WHAT THE TASK REQUIRES:
Keep only the lines where "发电过程的等效电路图" appears.

— Begin STORED RECORDS —

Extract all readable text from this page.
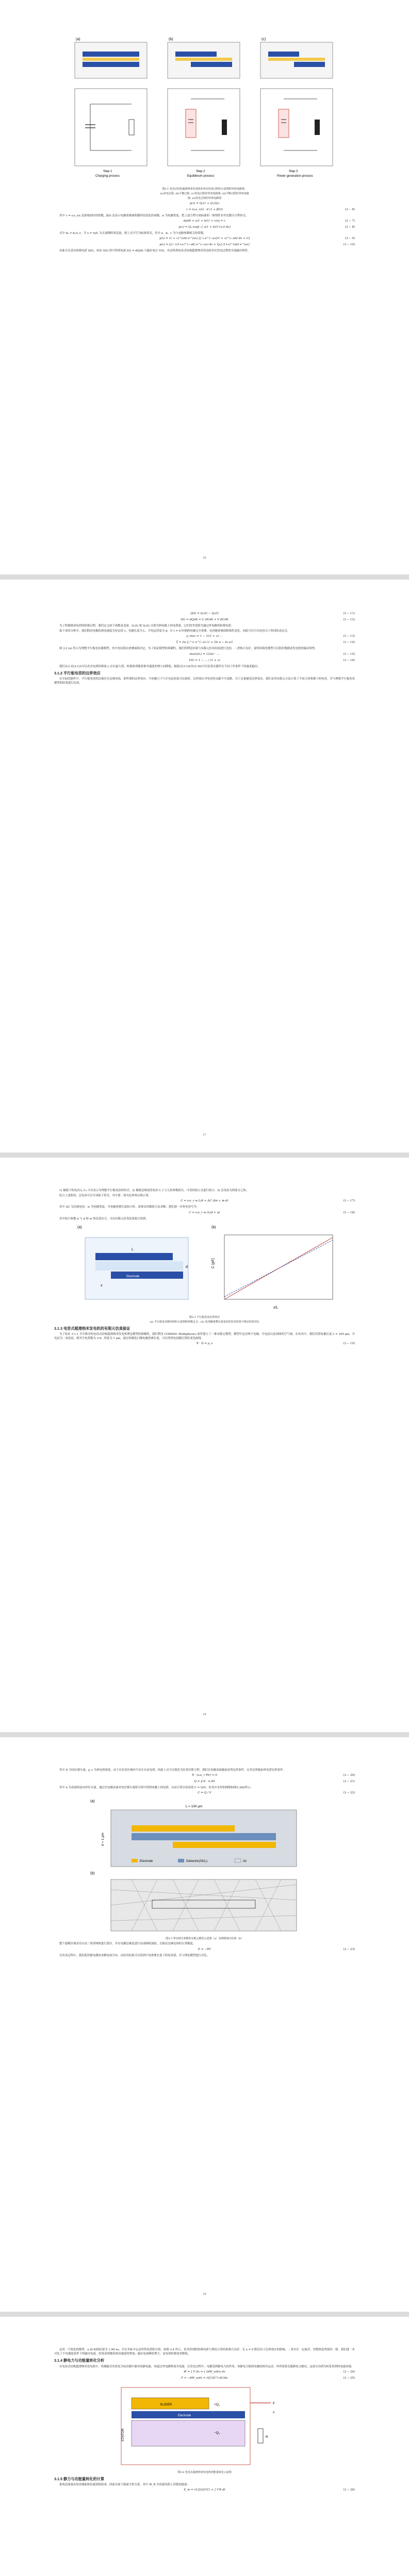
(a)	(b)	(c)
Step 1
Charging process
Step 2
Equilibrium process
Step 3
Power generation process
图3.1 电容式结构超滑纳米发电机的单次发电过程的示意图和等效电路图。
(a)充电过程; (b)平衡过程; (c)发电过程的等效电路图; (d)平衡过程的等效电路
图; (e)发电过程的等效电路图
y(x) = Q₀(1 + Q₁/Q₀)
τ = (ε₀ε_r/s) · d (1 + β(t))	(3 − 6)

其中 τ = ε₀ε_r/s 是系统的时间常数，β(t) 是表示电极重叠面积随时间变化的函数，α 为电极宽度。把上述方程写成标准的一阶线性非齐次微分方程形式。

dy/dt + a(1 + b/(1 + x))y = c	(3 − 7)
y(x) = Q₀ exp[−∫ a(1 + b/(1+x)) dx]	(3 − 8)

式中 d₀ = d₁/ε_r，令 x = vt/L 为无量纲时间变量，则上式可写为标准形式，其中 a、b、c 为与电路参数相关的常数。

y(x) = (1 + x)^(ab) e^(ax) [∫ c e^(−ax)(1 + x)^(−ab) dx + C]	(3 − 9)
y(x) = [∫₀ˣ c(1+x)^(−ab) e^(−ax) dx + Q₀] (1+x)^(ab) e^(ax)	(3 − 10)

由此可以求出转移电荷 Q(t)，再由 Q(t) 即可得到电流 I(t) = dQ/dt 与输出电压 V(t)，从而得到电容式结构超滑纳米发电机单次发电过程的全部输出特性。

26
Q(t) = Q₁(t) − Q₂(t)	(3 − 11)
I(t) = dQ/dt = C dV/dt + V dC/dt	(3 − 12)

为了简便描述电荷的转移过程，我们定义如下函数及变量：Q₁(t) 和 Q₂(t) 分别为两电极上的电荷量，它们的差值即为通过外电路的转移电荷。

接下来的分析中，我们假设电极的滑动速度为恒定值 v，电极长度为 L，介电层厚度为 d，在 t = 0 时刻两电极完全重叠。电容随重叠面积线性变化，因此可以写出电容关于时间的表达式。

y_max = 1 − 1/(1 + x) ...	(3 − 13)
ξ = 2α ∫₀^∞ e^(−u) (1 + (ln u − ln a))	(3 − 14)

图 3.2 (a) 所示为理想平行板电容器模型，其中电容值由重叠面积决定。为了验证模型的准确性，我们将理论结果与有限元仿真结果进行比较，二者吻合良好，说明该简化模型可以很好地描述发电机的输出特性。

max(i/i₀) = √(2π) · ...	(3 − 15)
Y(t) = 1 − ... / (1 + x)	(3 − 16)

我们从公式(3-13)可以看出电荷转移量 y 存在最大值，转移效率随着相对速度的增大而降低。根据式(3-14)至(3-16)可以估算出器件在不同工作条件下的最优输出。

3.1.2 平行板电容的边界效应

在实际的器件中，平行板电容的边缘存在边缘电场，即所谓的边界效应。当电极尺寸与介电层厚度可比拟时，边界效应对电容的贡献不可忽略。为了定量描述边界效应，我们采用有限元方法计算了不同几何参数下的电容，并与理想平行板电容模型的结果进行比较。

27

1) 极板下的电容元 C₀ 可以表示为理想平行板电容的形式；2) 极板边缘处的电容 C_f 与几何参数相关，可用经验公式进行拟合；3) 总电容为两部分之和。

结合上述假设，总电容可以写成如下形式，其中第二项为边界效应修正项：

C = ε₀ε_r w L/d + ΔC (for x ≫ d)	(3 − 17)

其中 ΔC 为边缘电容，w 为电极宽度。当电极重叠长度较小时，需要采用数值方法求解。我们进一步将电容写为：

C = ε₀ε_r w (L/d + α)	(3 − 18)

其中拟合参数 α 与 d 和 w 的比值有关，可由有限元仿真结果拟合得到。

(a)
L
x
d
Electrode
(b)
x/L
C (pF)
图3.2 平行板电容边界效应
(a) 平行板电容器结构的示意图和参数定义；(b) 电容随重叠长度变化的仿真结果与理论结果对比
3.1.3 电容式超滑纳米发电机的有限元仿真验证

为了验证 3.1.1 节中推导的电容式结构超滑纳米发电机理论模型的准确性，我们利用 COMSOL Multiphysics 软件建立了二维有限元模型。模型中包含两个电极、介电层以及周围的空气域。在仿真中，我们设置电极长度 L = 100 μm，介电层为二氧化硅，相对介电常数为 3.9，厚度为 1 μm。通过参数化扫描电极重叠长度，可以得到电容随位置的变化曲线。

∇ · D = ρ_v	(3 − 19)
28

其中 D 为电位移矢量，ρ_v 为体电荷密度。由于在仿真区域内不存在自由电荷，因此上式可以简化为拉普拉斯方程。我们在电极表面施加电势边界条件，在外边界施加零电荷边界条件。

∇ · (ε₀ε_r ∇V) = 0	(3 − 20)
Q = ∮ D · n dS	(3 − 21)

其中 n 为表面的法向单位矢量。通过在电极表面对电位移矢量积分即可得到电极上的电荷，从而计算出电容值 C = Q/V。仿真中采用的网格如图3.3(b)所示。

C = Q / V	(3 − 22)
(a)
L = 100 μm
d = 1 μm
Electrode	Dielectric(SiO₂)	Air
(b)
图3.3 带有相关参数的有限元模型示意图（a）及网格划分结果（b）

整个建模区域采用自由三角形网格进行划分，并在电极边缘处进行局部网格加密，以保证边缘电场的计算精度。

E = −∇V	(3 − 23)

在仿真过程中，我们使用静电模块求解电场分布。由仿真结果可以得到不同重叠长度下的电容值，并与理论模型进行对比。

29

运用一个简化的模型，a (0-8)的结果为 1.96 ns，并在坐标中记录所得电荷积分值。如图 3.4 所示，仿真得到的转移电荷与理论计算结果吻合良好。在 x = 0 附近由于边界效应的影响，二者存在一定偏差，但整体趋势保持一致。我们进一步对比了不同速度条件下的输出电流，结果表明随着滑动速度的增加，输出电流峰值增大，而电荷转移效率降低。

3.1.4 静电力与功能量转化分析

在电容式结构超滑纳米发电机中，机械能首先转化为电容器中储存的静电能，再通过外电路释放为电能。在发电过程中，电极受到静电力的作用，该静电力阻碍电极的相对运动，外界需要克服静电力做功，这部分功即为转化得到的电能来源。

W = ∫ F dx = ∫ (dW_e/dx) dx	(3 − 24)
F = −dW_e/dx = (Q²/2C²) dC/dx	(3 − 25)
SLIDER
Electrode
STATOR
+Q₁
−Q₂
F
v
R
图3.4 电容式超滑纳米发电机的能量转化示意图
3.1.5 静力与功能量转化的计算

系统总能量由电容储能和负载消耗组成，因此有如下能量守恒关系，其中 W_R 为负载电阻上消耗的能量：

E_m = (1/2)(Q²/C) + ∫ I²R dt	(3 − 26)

— End STORED RECORDS —
— Begin STORED RECORDS —

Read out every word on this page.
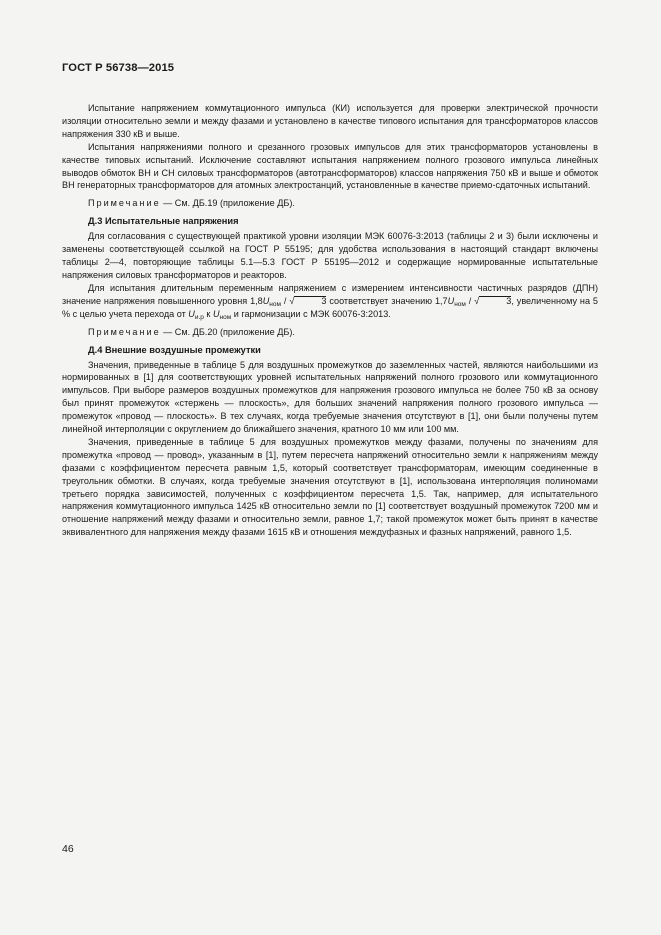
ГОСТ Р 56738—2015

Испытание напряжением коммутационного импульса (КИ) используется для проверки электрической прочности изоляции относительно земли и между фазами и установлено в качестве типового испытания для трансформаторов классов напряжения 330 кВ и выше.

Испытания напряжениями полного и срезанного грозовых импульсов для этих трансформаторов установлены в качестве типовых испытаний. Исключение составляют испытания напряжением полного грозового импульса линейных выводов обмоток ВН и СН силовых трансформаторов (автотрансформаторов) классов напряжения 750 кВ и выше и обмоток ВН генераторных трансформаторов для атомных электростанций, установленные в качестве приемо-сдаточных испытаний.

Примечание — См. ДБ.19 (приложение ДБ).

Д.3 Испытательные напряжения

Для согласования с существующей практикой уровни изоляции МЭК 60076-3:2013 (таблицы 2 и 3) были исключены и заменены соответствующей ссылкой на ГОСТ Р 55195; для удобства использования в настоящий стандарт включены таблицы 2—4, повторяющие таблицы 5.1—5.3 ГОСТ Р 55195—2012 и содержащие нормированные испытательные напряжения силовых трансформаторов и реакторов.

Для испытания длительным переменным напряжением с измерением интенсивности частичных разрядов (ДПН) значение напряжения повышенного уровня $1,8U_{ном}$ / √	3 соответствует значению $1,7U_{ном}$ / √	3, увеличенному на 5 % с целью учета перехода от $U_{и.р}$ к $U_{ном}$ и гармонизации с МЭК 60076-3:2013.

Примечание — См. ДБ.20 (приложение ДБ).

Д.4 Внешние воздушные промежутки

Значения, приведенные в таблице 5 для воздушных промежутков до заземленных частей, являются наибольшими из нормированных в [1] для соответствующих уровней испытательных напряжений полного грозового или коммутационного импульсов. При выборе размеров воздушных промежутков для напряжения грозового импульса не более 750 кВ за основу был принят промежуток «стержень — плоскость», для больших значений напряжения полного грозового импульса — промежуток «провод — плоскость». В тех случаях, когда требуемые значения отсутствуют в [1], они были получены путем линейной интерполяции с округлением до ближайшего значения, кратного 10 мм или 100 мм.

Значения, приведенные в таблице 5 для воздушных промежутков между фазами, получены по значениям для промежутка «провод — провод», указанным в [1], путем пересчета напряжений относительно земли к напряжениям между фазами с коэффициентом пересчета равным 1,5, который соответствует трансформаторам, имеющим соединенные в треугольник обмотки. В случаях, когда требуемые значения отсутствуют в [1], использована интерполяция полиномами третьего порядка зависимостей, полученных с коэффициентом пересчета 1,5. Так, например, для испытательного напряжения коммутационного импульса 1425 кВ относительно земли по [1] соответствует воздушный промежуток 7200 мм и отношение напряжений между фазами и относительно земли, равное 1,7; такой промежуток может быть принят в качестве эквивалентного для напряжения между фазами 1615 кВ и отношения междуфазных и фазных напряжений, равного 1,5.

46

— End STORED RECORDS —
— Begin STORED RECORDS —

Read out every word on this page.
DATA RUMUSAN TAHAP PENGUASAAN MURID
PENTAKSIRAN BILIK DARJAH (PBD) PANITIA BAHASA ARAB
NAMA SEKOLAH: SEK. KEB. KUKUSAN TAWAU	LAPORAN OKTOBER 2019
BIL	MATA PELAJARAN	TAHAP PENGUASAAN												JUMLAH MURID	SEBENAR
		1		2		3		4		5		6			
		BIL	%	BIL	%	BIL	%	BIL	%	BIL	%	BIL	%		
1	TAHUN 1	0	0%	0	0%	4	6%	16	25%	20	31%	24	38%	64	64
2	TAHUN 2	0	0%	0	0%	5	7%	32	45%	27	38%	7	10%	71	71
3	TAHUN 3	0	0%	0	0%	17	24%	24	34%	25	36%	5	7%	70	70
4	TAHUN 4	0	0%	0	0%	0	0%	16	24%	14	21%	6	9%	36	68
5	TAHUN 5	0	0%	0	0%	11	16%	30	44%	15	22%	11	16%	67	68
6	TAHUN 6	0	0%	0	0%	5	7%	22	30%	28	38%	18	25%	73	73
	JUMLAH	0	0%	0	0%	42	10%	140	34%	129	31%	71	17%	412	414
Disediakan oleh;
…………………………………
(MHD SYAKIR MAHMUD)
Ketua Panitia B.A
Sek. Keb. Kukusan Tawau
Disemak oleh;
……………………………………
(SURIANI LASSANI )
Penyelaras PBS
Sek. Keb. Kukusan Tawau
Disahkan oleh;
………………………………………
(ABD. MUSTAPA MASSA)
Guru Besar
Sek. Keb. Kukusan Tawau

— End STORED RECORDS —

SOLVED EXERCISE:
(a)充电过程; (b)平衡过程; (c)发电过程的等效电路图; (d)平衡过程的等效电路
图; (e)发电过程的等效电路图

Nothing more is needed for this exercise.